Directions>
Output each entry verbatim and exclude every picture from it.

Information shown>

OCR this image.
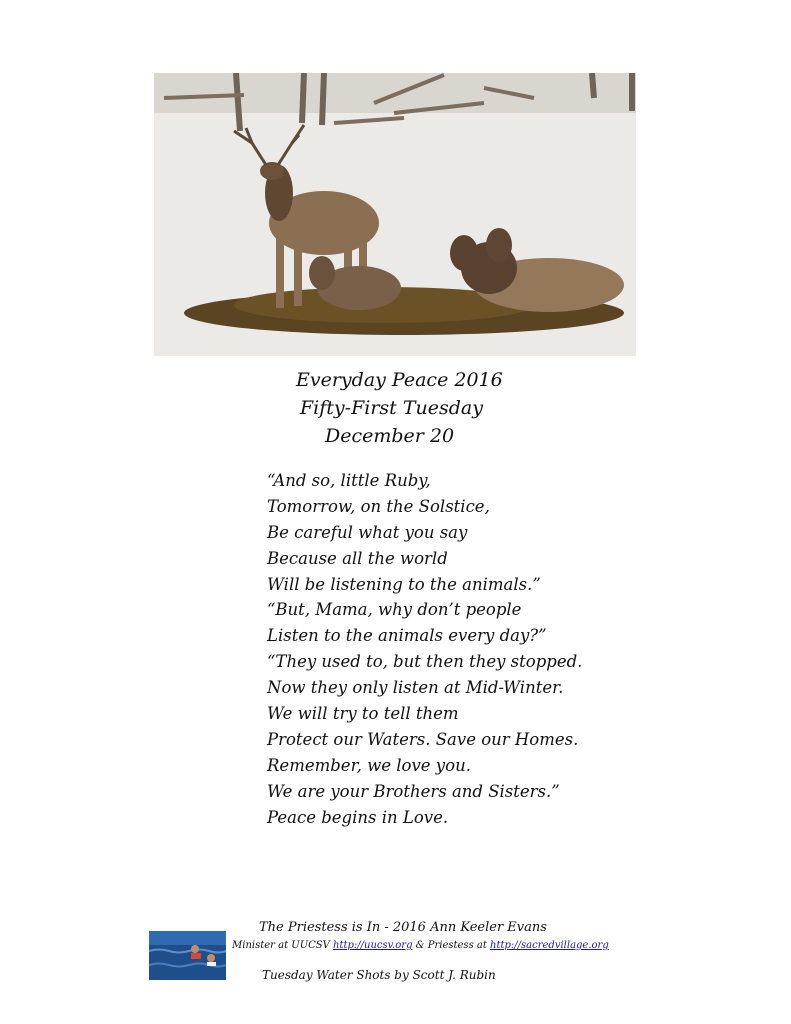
Everyday Peace 2016
Fifty-First Tuesday
December 20
“And so, little Ruby,
Tomorrow, on the Solstice,
Be careful what you say
Because all the world
Will be listening to the animals.”
“But, Mama, why don’t people
Listen to the animals every day?”
“They used to, but then they stopped.
Now they only listen at Mid-Winter.
We will try to tell them
Protect our Waters. Save our Homes.
Remember, we love you.
We are your Brothers and Sisters.”
Peace begins in Love.
The Priestess is In - 2016 Ann Keeler Evans
Minister at UUCSV http://uucsv.org & Priestess at http://sacredvillage.org
Tuesday Water Shots by Scott J. Rubin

Completed task>
OCR this image.
Everyday Peace 2016
Fifty-First Tuesday
December 20
“And so, little Ruby,
Tomorrow, on the Solstice,
Be careful what you say
Because all the world
Will be listening to the animals.”
“But, Mama, why don’t people
Listen to the animals every day?”
“They used to, but then they stopped.
Now they only listen at Mid-Winter.
We will try to tell them
Protect our Waters. Save our Homes.
Remember, we love you.
We are your Brothers and Sisters.”
Peace begins in Love.
The Priestess is In - 2016 Ann Keeler Evans
Minister at UUCSV http://uucsv.org & Priestess at http://sacredvillage.org
Tuesday Water Shots by Scott J. Rubin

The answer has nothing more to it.